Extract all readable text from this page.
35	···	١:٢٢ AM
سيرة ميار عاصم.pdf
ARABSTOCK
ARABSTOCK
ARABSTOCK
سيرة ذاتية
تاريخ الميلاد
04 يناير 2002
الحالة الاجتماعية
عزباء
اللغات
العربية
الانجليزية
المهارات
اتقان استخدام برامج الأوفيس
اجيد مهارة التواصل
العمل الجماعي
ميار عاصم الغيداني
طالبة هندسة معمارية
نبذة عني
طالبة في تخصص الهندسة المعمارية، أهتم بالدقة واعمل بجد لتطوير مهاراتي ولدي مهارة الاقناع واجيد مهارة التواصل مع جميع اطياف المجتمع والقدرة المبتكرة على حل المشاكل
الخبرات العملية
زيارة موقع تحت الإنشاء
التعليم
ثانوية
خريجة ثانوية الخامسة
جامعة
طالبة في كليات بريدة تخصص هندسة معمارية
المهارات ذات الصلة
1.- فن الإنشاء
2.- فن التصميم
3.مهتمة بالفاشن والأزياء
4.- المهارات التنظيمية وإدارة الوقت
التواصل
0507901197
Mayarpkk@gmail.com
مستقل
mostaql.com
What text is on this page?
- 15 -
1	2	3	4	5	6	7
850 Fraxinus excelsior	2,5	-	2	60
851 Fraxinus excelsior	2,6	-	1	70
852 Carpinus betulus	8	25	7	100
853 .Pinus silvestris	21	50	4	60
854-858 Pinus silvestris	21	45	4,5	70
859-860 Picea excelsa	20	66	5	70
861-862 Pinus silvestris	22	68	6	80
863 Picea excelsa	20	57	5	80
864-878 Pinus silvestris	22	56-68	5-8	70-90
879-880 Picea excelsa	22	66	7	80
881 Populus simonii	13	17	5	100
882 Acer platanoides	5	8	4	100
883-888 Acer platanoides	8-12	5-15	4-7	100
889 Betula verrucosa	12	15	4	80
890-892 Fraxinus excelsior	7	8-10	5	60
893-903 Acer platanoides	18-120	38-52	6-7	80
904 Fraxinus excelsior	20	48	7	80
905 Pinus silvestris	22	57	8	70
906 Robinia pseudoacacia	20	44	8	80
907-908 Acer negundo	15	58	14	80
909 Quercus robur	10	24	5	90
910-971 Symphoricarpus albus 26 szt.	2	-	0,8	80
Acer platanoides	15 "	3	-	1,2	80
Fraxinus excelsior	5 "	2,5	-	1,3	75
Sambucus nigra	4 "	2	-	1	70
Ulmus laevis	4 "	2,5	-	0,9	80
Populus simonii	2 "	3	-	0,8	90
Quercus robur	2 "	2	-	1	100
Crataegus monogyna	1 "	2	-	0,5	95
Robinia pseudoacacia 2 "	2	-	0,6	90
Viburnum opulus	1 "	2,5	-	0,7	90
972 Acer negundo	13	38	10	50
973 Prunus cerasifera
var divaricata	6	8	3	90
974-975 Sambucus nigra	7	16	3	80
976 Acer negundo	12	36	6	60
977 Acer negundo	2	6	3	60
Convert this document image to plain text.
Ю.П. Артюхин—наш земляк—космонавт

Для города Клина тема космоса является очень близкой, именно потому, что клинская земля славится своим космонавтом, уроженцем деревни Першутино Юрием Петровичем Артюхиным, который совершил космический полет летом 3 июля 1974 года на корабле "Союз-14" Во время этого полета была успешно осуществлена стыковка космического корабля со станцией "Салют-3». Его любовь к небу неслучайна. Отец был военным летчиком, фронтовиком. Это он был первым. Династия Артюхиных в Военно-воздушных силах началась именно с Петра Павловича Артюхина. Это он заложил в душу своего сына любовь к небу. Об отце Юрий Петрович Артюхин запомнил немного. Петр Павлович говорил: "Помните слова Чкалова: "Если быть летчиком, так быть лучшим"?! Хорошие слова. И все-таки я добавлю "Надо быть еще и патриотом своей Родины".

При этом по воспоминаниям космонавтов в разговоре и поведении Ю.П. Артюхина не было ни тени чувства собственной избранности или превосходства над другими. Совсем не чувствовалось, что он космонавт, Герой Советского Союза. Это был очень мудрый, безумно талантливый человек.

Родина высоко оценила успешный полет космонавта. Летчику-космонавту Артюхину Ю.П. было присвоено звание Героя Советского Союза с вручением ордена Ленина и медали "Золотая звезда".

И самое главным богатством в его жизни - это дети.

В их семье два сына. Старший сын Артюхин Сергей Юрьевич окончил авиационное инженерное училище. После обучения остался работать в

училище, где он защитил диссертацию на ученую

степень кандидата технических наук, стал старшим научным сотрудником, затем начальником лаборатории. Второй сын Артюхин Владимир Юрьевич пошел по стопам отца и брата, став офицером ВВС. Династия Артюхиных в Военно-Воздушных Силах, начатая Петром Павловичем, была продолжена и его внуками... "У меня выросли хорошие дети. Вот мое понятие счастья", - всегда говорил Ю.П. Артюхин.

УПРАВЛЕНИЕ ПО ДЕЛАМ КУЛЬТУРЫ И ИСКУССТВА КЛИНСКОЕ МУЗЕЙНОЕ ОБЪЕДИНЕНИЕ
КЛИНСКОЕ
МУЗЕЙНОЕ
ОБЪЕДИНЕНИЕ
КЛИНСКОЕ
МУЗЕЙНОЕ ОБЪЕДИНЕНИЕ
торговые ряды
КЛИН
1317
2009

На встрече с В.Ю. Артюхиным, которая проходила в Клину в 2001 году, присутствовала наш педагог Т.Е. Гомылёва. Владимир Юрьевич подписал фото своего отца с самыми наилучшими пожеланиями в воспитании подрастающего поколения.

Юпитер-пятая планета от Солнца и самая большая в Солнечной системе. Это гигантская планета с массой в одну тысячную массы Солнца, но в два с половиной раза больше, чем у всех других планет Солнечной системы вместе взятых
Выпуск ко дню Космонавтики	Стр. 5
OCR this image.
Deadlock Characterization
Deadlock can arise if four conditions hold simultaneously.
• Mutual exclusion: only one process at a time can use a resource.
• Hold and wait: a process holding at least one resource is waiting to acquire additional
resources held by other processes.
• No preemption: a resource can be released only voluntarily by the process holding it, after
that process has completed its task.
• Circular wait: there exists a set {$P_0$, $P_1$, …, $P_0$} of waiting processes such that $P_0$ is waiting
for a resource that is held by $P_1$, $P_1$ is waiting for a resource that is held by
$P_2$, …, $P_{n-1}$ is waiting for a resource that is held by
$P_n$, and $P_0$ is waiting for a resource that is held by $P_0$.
==============================
Exercise task — Give only the number of lines above that hold the string "Robinia".

Task output — 2